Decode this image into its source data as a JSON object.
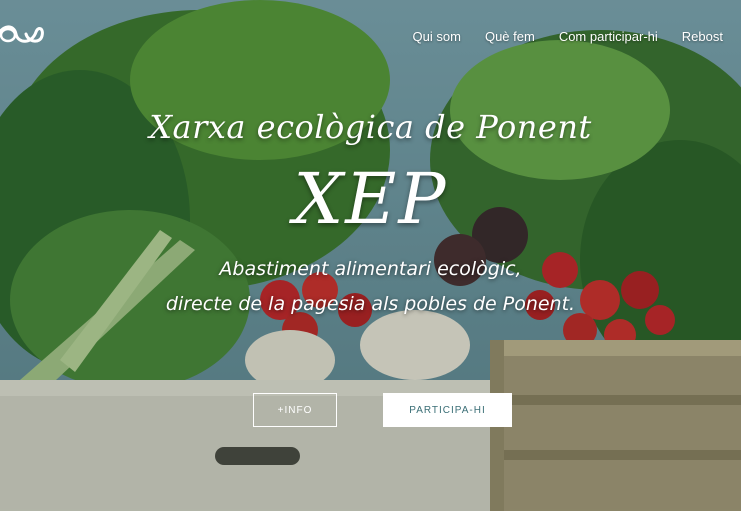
{
  "nav": {
    "items": [
      {
        "label": "Qui som"
      },
      {
        "label": "Què fem"
      },
      {
        "label": "Com participar-hi"
      },
      {
        "label": "Rebost"
      }
    ]
  },
  "hero": {
    "subtitle": "Xarxa ecològica de Ponent",
    "title": "XEP",
    "tagline_line1": "Abastiment alimentari ecològic,",
    "tagline_line2": "directe de la pagesia als pobles de Ponent.",
    "btn_info": "+INFO",
    "btn_participa": "PARTICIPA-HI",
    "image": "vegetable-crates-photo",
    "colors": {
      "accent": "#3a6e76",
      "text": "#ffffff"
    }
  }
}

* **THE REQUEST**
Extract each line from the entries above that contains the string "label".

* **ANSWER TO THE EXERCISE**
        "label": "Qui som"
        "label": "Què fem"
        "label": "Com participar-hi"
        "label": "Rebost"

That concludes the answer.